The problem. Your job is to return every line in the data holding the string "从某哺乳动物".

Given information.
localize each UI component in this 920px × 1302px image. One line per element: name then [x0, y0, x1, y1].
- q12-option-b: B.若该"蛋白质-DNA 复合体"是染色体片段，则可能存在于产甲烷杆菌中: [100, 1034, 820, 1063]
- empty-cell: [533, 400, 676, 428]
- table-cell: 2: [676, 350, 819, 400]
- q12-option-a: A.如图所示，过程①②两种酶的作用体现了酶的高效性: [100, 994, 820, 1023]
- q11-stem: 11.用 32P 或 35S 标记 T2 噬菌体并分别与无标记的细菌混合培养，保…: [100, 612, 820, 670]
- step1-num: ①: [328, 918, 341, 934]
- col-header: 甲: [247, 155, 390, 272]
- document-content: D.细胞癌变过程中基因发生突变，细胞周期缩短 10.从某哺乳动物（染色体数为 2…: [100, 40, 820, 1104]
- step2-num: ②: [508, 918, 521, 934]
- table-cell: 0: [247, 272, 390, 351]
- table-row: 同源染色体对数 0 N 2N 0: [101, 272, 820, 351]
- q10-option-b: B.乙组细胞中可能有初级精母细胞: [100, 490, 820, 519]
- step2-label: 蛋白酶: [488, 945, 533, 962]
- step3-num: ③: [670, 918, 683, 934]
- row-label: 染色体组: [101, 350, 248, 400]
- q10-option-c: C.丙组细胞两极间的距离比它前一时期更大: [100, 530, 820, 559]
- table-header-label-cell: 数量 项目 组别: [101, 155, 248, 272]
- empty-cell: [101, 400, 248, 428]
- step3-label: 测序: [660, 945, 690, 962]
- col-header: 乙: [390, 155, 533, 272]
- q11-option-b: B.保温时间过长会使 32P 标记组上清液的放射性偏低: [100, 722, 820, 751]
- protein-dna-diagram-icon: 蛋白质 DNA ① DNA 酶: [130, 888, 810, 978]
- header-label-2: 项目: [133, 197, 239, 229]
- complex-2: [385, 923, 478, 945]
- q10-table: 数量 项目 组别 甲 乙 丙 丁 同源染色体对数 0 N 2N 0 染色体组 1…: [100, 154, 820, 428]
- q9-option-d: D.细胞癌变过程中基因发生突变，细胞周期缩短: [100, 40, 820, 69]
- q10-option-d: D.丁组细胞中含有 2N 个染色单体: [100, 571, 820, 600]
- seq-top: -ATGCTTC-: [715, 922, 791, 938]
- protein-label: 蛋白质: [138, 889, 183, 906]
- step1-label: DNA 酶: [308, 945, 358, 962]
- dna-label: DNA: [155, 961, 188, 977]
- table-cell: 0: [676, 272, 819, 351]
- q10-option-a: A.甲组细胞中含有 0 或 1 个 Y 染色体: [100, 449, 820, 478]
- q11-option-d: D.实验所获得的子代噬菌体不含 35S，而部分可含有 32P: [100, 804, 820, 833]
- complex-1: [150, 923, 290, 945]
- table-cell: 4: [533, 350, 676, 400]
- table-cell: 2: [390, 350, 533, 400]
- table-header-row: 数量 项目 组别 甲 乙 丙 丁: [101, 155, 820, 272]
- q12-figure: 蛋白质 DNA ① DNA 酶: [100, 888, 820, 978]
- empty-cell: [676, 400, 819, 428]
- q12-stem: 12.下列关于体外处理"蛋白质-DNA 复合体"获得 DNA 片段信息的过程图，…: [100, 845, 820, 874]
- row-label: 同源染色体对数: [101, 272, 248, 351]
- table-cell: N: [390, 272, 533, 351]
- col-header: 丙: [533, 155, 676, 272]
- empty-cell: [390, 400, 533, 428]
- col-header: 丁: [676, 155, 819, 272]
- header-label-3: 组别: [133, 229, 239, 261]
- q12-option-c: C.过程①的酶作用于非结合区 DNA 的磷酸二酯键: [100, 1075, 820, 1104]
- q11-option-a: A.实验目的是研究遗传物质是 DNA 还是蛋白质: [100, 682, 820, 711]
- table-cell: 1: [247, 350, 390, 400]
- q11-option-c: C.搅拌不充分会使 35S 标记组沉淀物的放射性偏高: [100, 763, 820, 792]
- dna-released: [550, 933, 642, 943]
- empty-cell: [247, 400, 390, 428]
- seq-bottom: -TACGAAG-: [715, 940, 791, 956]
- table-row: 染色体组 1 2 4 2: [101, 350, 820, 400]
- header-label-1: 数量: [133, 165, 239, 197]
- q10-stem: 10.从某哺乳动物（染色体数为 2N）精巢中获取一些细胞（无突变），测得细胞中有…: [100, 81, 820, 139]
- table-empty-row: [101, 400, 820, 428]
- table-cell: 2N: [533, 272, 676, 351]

Exercise response.
- document-content: D.细胞癌变过程中基因发生突变，细胞周期缩短 10.从某哺乳动物（染色体数为 2…: [100, 40, 820, 1104]
- q10-stem: 10.从某哺乳动物（染色体数为 2N）精巢中获取一些细胞（无突变），测得细胞中有…: [100, 81, 820, 139]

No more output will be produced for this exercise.